Text passage START
Iran nuclear talks are halted after new Russian demands related to Ukraine
Negotiators called the break a “pause” not a rupture, but there are fears that Russia might have succeeded in sabotaging the effort to revive the Iran nuclear deal.
8:24 a.m. EST
Negotiations in Vienna aimed at reviving the Iran nuclear deal were called off indefinitely Tuesday after a last-minute demand by Russia upended what diplomats had hoped was the final stretch of the talks.
The European Union’s foreign affairs chief Josep Borrell announced the decision to “pause” the talks in a tweet, citing “external factors” for the break. Negotiators for the seven countries involved have spent most of the past year huddled in Vienna trying to find ways to revive the 2015 nuclear deal after President Donald Trump’s decision to withdraw the United States from the agreement in 2018.
Diplomats said Borrell was referring to Russia’s demand, first raised last Saturday, for U.S. sanctions relief to be applied to its future commercial dealings with Iran as a condition for participating in a revived deal.
A final text for a new agreement is “essentially ready and on the table,” Borrell said, adding that he and his team would remain in contact with all the participants to overcome the remaining obstacles and finalize an agreement.
But the open-ended pause could also potentially signal a break from which there is no return, putting to rest any hope that restoring the deal will be possible.
“It’s certainly serious. If you lose momentum at this late stage the dynamics shift in ways that it could become impossible to resume the talks,” said Esfandyar Batmanghelidj of the European Council on Foreign Relations.
A small number of outstanding differences still to be settled between Iran and the United States may also have contributed to the deadlock, diplomats said. They include how far the United States will go in removing terrorism designations from organizations such as the Islamic Revolutionary Guard Corps, guarantees regarding the lifting of U.S. sanctions and the details of a prisoner exchange, which could bring freedom for U.S. and other Western detainees held in Iranian jails.
Text passage END
Dataset entries START
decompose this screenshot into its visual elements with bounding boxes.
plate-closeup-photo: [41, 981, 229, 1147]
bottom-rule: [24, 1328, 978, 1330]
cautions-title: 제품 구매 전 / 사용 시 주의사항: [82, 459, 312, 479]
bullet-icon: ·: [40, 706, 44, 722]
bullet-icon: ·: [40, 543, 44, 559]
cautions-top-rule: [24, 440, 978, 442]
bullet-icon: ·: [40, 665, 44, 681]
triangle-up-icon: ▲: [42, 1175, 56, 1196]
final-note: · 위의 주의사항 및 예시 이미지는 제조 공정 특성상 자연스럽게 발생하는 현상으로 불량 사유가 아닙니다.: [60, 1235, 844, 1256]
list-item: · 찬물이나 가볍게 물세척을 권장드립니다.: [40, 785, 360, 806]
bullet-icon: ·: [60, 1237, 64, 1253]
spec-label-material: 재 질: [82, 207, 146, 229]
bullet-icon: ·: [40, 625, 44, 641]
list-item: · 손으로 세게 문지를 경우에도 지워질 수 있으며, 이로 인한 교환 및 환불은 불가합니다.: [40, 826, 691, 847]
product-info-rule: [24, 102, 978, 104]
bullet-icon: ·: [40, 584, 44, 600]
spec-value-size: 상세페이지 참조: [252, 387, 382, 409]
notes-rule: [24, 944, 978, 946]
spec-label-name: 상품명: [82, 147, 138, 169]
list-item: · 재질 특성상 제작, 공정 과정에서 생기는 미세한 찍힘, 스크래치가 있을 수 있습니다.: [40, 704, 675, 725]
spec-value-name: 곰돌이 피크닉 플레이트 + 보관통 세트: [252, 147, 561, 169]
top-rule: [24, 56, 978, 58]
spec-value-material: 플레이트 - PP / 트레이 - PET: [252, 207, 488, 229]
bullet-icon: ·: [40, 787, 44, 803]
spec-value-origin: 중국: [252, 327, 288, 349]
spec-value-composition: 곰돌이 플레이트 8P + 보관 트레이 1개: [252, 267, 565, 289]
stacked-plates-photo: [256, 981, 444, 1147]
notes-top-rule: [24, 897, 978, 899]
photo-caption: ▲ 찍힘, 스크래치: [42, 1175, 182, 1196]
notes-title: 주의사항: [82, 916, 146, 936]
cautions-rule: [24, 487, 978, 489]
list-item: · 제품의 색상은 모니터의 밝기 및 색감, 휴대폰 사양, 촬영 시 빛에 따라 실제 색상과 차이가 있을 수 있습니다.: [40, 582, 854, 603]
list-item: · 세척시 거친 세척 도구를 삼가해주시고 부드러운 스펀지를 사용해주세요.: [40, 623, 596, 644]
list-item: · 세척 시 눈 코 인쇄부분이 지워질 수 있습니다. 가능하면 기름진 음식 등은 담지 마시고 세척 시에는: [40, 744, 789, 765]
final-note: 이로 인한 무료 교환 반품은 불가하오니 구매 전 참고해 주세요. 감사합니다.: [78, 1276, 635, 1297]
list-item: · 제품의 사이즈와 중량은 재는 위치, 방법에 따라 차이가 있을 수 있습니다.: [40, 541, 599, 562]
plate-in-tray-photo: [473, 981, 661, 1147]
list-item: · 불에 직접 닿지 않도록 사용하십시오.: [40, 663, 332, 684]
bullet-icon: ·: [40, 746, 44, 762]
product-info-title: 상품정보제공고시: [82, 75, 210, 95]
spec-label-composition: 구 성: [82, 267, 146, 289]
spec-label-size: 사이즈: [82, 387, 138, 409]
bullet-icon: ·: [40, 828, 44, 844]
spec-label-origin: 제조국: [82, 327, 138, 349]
Dataset entries END
#### Activity
Write out the part of the article on the halted Iran nuclear talks from "A small number" up to and including "in Iranian jails.".

#### Response box
A small number of outstanding differences still to be settled between Iran and the United States may also have contributed to the deadlock, diplomats said. They include how far the United States will go in removing terrorism designations from organizations such as the Islamic Revolutionary Guard Corps, guarantees regarding the lifting of U.S. sanctions and the details of a prisoner exchange, which could bring freedom for U.S. and other Western detainees held in Iranian jails.